**Try it**:
Pictures aside, the data must be reproduced exactly.

Items from a data source
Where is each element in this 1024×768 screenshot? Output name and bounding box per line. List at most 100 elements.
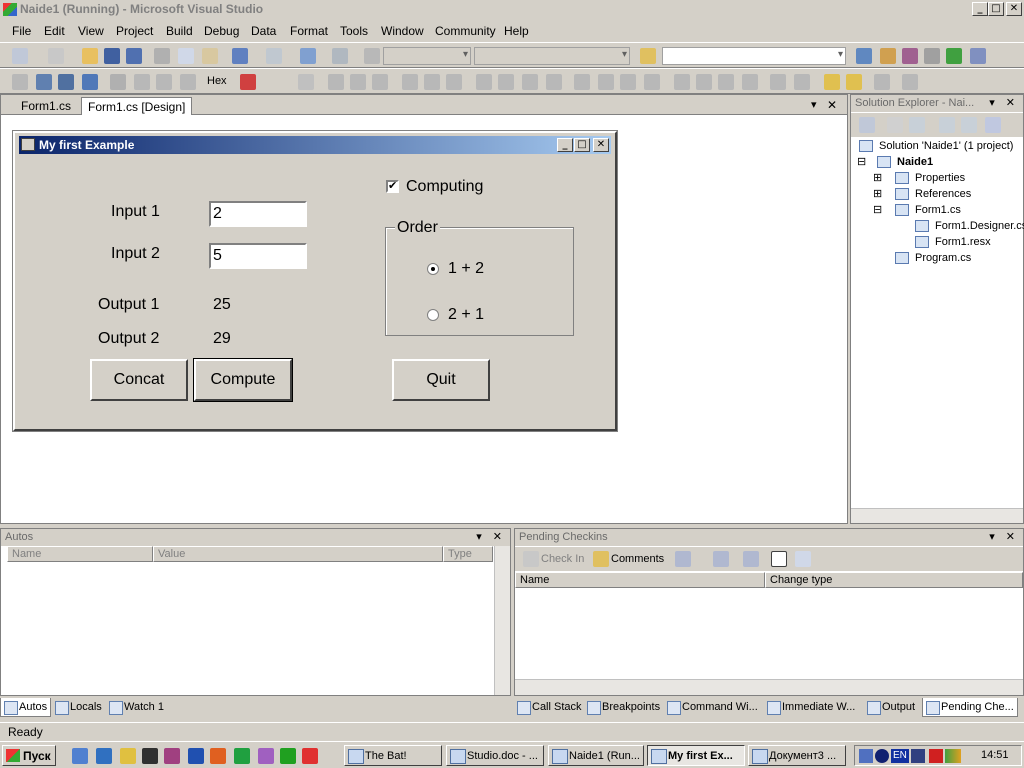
minimize-button[interactable]: _ (972, 2, 988, 16)
messenger-icon[interactable] (945, 749, 961, 763)
expand-icon[interactable]: ⊞ (873, 171, 882, 184)
increase-horizontal-spacing-icon[interactable] (598, 74, 614, 90)
align-rights-icon[interactable] (372, 74, 388, 90)
view-code-icon[interactable] (939, 117, 955, 133)
undo-icon[interactable] (232, 48, 248, 64)
configuration-combo[interactable] (383, 47, 471, 65)
center-horizontally-icon[interactable] (770, 74, 786, 90)
tree-form1-cs[interactable]: Form1.cs (915, 204, 961, 216)
quick-launch-vs-icon[interactable] (258, 748, 274, 764)
menu-window[interactable]: Window (381, 24, 424, 38)
menu-data[interactable]: Data (251, 24, 276, 38)
decrease-horizontal-spacing-icon[interactable] (620, 74, 636, 90)
restart-icon[interactable] (82, 74, 98, 90)
break-all-icon[interactable] (36, 74, 52, 90)
chevron-down-icon[interactable]: ▾ (811, 98, 817, 111)
send-to-back-icon[interactable] (846, 74, 862, 90)
tab-command-window[interactable]: Command Wi... (664, 698, 761, 717)
quick-launch-ie-icon[interactable] (96, 748, 112, 764)
find-in-files-icon[interactable] (640, 48, 656, 64)
clock[interactable]: 14:51 (981, 749, 1009, 761)
network-icon[interactable] (875, 749, 889, 763)
source-files-icon[interactable] (743, 551, 759, 567)
antivirus-icon[interactable] (929, 749, 943, 763)
task-naide1[interactable]: Naide1 (Run... (548, 745, 644, 766)
task-my-first-example[interactable]: My first Ex... (647, 745, 745, 766)
menu-project[interactable]: Project (116, 24, 153, 38)
view-designer-icon[interactable] (961, 117, 977, 133)
column-value[interactable]: Value (153, 546, 443, 562)
center-vertically-icon[interactable] (794, 74, 810, 90)
properties-icon[interactable] (859, 117, 875, 133)
navigate-forward-icon[interactable] (332, 48, 348, 64)
find-combo[interactable] (662, 47, 846, 65)
close-button[interactable]: ✕ (1006, 2, 1022, 16)
tree-properties[interactable]: Properties (915, 172, 965, 184)
collapse-icon[interactable]: ⊟ (857, 155, 866, 168)
flat-view-icon[interactable] (771, 551, 787, 567)
make-same-size-icon[interactable] (522, 74, 538, 90)
object-browser-icon[interactable] (902, 48, 918, 64)
pane-controls[interactable]: ▾ ✕ (476, 530, 506, 543)
increase-vertical-spacing-icon[interactable] (696, 74, 712, 90)
remove-vertical-spacing-icon[interactable] (742, 74, 758, 90)
menu-help[interactable]: Help (504, 24, 529, 38)
start-page-icon[interactable] (946, 48, 962, 64)
align-grid-icon[interactable] (298, 74, 314, 90)
align-tops-icon[interactable] (402, 74, 418, 90)
column-change-type[interactable]: Change type (765, 572, 1023, 588)
comments-button[interactable]: Comments (611, 553, 664, 565)
make-same-height-icon[interactable] (498, 74, 514, 90)
view-class-diagram-icon[interactable] (985, 117, 1001, 133)
properties-window-icon[interactable] (880, 48, 896, 64)
menu-debug[interactable]: Debug (204, 24, 239, 38)
column-name[interactable]: Name (515, 572, 765, 588)
tree-solution[interactable]: Solution 'Naide1' (1 project) (879, 140, 1013, 152)
tab-watch1[interactable]: Watch 1 (106, 698, 167, 717)
quick-launch-acrobat-icon[interactable] (302, 748, 318, 764)
show-next-statement-icon[interactable] (110, 74, 126, 90)
concat-button[interactable]: Concat (90, 359, 188, 401)
folder-view-icon[interactable] (795, 551, 811, 567)
tab-output[interactable]: Output (864, 698, 918, 717)
tab-autos[interactable]: Autos (0, 698, 52, 717)
navigate-backward-icon[interactable] (300, 48, 316, 64)
quick-launch-tool-icon[interactable] (280, 748, 296, 764)
start-debug-icon[interactable] (364, 48, 380, 64)
expand-icon[interactable]: ⊞ (873, 187, 882, 200)
tab-breakpoints[interactable]: Breakpoints (584, 698, 663, 717)
horizontal-scrollbar[interactable] (851, 508, 1023, 523)
task-studio-doc[interactable]: Studio.doc - ... (446, 745, 544, 766)
quick-launch-word-icon[interactable] (188, 748, 204, 764)
form-designer-surface[interactable]: My first Example _ □ ✕ Input 1 2 Input 2… (12, 130, 618, 432)
menu-file[interactable]: File (12, 24, 31, 38)
cut-icon[interactable] (154, 48, 170, 64)
quick-launch-excel-icon[interactable] (234, 748, 250, 764)
align-bottoms-icon[interactable] (446, 74, 462, 90)
column-name[interactable]: Name (7, 546, 153, 562)
align-lefts-icon[interactable] (328, 74, 344, 90)
filter-icon[interactable] (675, 551, 691, 567)
step-over-icon[interactable] (156, 74, 172, 90)
sort-icon[interactable] (713, 551, 729, 567)
vertical-spacing-equal-icon[interactable] (674, 74, 690, 90)
order-radio-2-plus-1[interactable] (427, 309, 439, 321)
input2-textbox[interactable]: 5 (209, 243, 307, 269)
redo-icon[interactable] (266, 48, 282, 64)
breakpoints-icon[interactable] (240, 74, 256, 90)
quit-button[interactable]: Quit (392, 359, 490, 401)
close-document-icon[interactable]: ✕ (827, 98, 837, 112)
computing-checkbox[interactable]: ✔ (386, 180, 399, 193)
step-out-icon[interactable] (180, 74, 196, 90)
save-icon[interactable] (104, 48, 120, 64)
input1-textbox[interactable]: 2 (209, 201, 307, 227)
tab-immediate-window[interactable]: Immediate W... (764, 698, 858, 717)
column-type[interactable]: Type (443, 546, 493, 562)
add-item-icon[interactable] (48, 48, 64, 64)
quick-launch-bat-icon[interactable] (142, 748, 158, 764)
remove-horizontal-spacing-icon[interactable] (644, 74, 660, 90)
decrease-vertical-spacing-icon[interactable] (718, 74, 734, 90)
tree-program-cs[interactable]: Program.cs (915, 252, 971, 264)
menu-community[interactable]: Community (435, 24, 496, 38)
tree-references[interactable]: References (915, 188, 971, 200)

**Reply**:
Where is each element in this 1024×768 screenshot? Output name and bounding box per line. List at most 100 elements.
minimize-button[interactable]: _ (972, 2, 988, 16)
messenger-icon[interactable] (945, 749, 961, 763)
expand-icon[interactable]: ⊞ (873, 171, 882, 184)
increase-horizontal-spacing-icon[interactable] (598, 74, 614, 90)
align-rights-icon[interactable] (372, 74, 388, 90)
view-code-icon[interactable] (939, 117, 955, 133)
undo-icon[interactable] (232, 48, 248, 64)
configuration-combo[interactable] (383, 47, 471, 65)
center-horizontally-icon[interactable] (770, 74, 786, 90)
tree-form1-cs[interactable]: Form1.cs (915, 204, 961, 216)
quick-launch-vs-icon[interactable] (258, 748, 274, 764)
menu-window[interactable]: Window (381, 24, 424, 38)
menu-data[interactable]: Data (251, 24, 276, 38)
decrease-horizontal-spacing-icon[interactable] (620, 74, 636, 90)
restart-icon[interactable] (82, 74, 98, 90)
break-all-icon[interactable] (36, 74, 52, 90)
chevron-down-icon[interactable]: ▾ (811, 98, 817, 111)
send-to-back-icon[interactable] (846, 74, 862, 90)
tab-command-window[interactable]: Command Wi... (664, 698, 761, 717)
quick-launch-ie-icon[interactable] (96, 748, 112, 764)
find-in-files-icon[interactable] (640, 48, 656, 64)
clock[interactable]: 14:51 (981, 749, 1009, 761)
network-icon[interactable] (875, 749, 889, 763)
source-files-icon[interactable] (743, 551, 759, 567)
antivirus-icon[interactable] (929, 749, 943, 763)
task-naide1[interactable]: Naide1 (Run... (548, 745, 644, 766)
task-my-first-example[interactable]: My first Ex... (647, 745, 745, 766)
menu-project[interactable]: Project (116, 24, 153, 38)
view-designer-icon[interactable] (961, 117, 977, 133)
column-value[interactable]: Value (153, 546, 443, 562)
center-vertically-icon[interactable] (794, 74, 810, 90)
properties-icon[interactable] (859, 117, 875, 133)
navigate-forward-icon[interactable] (332, 48, 348, 64)
find-combo[interactable] (662, 47, 846, 65)
close-button[interactable]: ✕ (1006, 2, 1022, 16)
tree-properties[interactable]: Properties (915, 172, 965, 184)
collapse-icon[interactable]: ⊟ (857, 155, 866, 168)
flat-view-icon[interactable] (771, 551, 787, 567)
make-same-size-icon[interactable] (522, 74, 538, 90)
object-browser-icon[interactable] (902, 48, 918, 64)
pane-controls[interactable]: ▾ ✕ (476, 530, 506, 543)
increase-vertical-spacing-icon[interactable] (696, 74, 712, 90)
remove-vertical-spacing-icon[interactable] (742, 74, 758, 90)
menu-help[interactable]: Help (504, 24, 529, 38)
start-page-icon[interactable] (946, 48, 962, 64)
align-grid-icon[interactable] (298, 74, 314, 90)
align-tops-icon[interactable] (402, 74, 418, 90)
column-change-type[interactable]: Change type (765, 572, 1023, 588)
comments-button[interactable]: Comments (611, 553, 664, 565)
make-same-height-icon[interactable] (498, 74, 514, 90)
view-class-diagram-icon[interactable] (985, 117, 1001, 133)
properties-window-icon[interactable] (880, 48, 896, 64)
menu-debug[interactable]: Debug (204, 24, 239, 38)
column-name[interactable]: Name (515, 572, 765, 588)
tree-solution[interactable]: Solution 'Naide1' (1 project) (879, 140, 1013, 152)
tab-watch1[interactable]: Watch 1 (106, 698, 167, 717)
quick-launch-acrobat-icon[interactable] (302, 748, 318, 764)
show-next-statement-icon[interactable] (110, 74, 126, 90)
concat-button[interactable]: Concat (90, 359, 188, 401)
folder-view-icon[interactable] (795, 551, 811, 567)
tab-output[interactable]: Output (864, 698, 918, 717)
tab-autos[interactable]: Autos (0, 698, 52, 717)
navigate-backward-icon[interactable] (300, 48, 316, 64)
quick-launch-tool-icon[interactable] (280, 748, 296, 764)
start-debug-icon[interactable] (364, 48, 380, 64)
expand-icon[interactable]: ⊞ (873, 187, 882, 200)
tab-breakpoints[interactable]: Breakpoints (584, 698, 663, 717)
horizontal-scrollbar[interactable] (851, 508, 1023, 523)
task-studio-doc[interactable]: Studio.doc - ... (446, 745, 544, 766)
quick-launch-word-icon[interactable] (188, 748, 204, 764)
form-designer-surface[interactable]: My first Example _ □ ✕ Input 1 2 Input 2… (12, 130, 618, 432)
menu-file[interactable]: File (12, 24, 31, 38)
cut-icon[interactable] (154, 48, 170, 64)
quick-launch-excel-icon[interactable] (234, 748, 250, 764)
align-bottoms-icon[interactable] (446, 74, 462, 90)
column-name[interactable]: Name (7, 546, 153, 562)
align-lefts-icon[interactable] (328, 74, 344, 90)
filter-icon[interactable] (675, 551, 691, 567)
step-over-icon[interactable] (156, 74, 172, 90)
sort-icon[interactable] (713, 551, 729, 567)
vertical-spacing-equal-icon[interactable] (674, 74, 690, 90)
order-radio-2-plus-1[interactable] (427, 309, 439, 321)
input2-textbox[interactable]: 5 (209, 243, 307, 269)
redo-icon[interactable] (266, 48, 282, 64)
breakpoints-icon[interactable] (240, 74, 256, 90)
quit-button[interactable]: Quit (392, 359, 490, 401)
close-document-icon[interactable]: ✕ (827, 98, 837, 112)
computing-checkbox[interactable]: ✔ (386, 180, 399, 193)
step-out-icon[interactable] (180, 74, 196, 90)
save-icon[interactable] (104, 48, 120, 64)
input1-textbox[interactable]: 2 (209, 201, 307, 227)
tab-immediate-window[interactable]: Immediate W... (764, 698, 858, 717)
column-type[interactable]: Type (443, 546, 493, 562)
add-item-icon[interactable] (48, 48, 64, 64)
quick-launch-bat-icon[interactable] (142, 748, 158, 764)
remove-horizontal-spacing-icon[interactable] (644, 74, 660, 90)
decrease-vertical-spacing-icon[interactable] (718, 74, 734, 90)
tree-program-cs[interactable]: Program.cs (915, 252, 971, 264)
menu-community[interactable]: Community (435, 24, 496, 38)
tree-references[interactable]: References (915, 188, 971, 200)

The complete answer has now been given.